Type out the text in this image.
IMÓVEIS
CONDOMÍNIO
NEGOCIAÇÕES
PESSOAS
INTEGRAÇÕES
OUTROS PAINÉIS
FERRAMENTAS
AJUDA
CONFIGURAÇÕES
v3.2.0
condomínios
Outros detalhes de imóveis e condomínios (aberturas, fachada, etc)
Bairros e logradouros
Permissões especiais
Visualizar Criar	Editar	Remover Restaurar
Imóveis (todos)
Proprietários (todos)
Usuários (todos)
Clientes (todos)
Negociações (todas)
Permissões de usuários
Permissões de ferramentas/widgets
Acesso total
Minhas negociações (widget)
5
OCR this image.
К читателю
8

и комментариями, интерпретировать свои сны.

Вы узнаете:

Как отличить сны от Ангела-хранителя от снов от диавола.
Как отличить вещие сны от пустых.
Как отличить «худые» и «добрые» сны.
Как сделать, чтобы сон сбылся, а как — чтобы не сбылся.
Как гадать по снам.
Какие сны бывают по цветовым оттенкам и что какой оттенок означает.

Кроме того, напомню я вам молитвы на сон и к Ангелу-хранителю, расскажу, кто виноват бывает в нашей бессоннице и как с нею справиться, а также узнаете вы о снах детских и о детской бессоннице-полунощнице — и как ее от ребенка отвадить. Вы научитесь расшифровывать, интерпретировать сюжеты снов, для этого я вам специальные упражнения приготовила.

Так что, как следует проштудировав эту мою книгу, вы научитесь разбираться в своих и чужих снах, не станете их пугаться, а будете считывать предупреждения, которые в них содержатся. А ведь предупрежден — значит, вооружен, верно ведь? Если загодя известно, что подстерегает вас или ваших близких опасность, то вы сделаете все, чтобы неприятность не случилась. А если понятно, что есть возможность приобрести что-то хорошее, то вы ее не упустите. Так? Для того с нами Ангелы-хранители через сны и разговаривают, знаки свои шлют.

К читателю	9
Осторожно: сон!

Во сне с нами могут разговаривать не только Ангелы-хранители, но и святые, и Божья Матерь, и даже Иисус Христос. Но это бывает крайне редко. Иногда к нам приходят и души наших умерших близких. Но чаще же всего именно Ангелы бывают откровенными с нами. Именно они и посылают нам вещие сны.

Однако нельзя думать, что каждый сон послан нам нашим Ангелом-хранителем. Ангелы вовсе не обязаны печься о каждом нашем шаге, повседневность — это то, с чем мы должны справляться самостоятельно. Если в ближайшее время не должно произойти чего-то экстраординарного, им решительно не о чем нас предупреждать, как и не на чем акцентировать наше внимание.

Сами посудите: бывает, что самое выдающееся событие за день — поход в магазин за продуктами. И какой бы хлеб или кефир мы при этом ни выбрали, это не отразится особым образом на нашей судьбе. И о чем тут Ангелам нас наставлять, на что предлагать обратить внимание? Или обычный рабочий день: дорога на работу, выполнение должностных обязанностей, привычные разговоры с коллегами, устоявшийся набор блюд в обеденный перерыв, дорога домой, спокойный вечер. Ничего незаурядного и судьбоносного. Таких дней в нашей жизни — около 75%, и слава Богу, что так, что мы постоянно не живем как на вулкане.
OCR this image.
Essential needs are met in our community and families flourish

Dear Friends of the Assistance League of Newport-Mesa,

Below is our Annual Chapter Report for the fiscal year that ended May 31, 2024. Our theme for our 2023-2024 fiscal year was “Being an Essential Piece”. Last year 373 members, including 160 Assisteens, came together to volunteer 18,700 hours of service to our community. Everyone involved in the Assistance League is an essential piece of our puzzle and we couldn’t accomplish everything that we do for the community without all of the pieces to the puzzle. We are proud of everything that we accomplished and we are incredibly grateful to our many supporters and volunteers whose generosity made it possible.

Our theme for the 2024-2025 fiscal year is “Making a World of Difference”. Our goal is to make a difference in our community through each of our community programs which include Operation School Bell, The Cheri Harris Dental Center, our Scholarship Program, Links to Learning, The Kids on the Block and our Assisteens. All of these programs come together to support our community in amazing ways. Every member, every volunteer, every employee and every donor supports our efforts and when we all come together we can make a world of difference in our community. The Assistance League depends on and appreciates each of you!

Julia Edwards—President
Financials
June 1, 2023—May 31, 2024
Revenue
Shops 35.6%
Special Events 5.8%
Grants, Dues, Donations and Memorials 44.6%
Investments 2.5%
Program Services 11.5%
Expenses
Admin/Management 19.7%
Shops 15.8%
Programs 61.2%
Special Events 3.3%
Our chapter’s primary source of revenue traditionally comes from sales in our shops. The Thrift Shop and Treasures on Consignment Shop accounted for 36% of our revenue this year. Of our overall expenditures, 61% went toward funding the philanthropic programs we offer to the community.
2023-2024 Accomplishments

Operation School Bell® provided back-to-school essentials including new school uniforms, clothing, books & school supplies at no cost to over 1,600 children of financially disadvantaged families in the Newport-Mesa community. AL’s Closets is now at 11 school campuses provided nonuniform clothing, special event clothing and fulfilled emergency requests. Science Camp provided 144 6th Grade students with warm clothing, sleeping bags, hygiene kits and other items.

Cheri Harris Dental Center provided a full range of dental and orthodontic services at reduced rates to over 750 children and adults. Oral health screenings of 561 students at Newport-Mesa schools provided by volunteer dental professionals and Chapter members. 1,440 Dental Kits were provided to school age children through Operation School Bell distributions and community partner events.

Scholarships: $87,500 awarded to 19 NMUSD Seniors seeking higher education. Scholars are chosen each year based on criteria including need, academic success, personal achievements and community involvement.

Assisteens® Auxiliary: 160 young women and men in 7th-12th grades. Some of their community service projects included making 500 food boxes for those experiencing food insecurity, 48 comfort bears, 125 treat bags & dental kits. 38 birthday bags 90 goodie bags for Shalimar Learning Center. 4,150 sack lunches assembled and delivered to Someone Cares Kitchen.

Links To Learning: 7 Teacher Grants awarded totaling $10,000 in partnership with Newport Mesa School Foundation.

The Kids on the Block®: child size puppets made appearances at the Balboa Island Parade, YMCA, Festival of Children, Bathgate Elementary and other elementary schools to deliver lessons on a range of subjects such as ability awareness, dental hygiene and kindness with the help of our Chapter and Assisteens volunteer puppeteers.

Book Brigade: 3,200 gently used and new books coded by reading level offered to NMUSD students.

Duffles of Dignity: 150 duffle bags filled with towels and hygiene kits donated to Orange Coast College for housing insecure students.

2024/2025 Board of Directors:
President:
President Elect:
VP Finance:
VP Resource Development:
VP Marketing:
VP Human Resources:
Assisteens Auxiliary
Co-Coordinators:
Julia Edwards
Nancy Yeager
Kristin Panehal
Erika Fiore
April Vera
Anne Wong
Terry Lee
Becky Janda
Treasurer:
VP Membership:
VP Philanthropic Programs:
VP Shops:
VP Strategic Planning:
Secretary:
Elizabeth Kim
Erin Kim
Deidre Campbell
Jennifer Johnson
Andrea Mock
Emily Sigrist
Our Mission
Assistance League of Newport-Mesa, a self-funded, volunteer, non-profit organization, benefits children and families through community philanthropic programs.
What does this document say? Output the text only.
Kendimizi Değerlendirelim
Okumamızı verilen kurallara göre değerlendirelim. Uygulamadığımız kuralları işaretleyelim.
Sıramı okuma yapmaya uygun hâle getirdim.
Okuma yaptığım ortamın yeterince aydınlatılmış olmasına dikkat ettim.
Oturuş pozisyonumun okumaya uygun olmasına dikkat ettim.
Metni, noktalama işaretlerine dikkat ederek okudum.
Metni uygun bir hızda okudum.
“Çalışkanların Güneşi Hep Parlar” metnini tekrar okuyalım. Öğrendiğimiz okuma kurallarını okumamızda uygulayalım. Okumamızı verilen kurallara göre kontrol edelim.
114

REQUIRED WORK: Filter the entries above down to the lines containing the word "students".

REPLY:
Operation School Bell® provided back-to-school essentials including new school uniforms, clothing, books & school supplies at no cost to over 1,600 children of financially disadvantaged families in the Newport-Mesa community. AL’s Closets is now at 11 school campuses provided nonuniform clothing, special event clothing and fulfilled emergency requests. Science Camp provided 144 6th Grade students with warm clothing, sleeping bags, hygiene kits and other items.
Cheri Harris Dental Center provided a full range of dental and orthodontic services at reduced rates to over 750 children and adults. Oral health screenings of 561 students at Newport-Mesa schools provided by volunteer dental professionals and Chapter members. 1,440 Dental Kits were provided to school age children through Operation School Bell distributions and community partner events.
Book Brigade: 3,200 gently used and new books coded by reading level offered to NMUSD students.
Duffles of Dignity: 150 duffle bags filled with towels and hygiene kits donated to Orange Coast College for housing insecure students.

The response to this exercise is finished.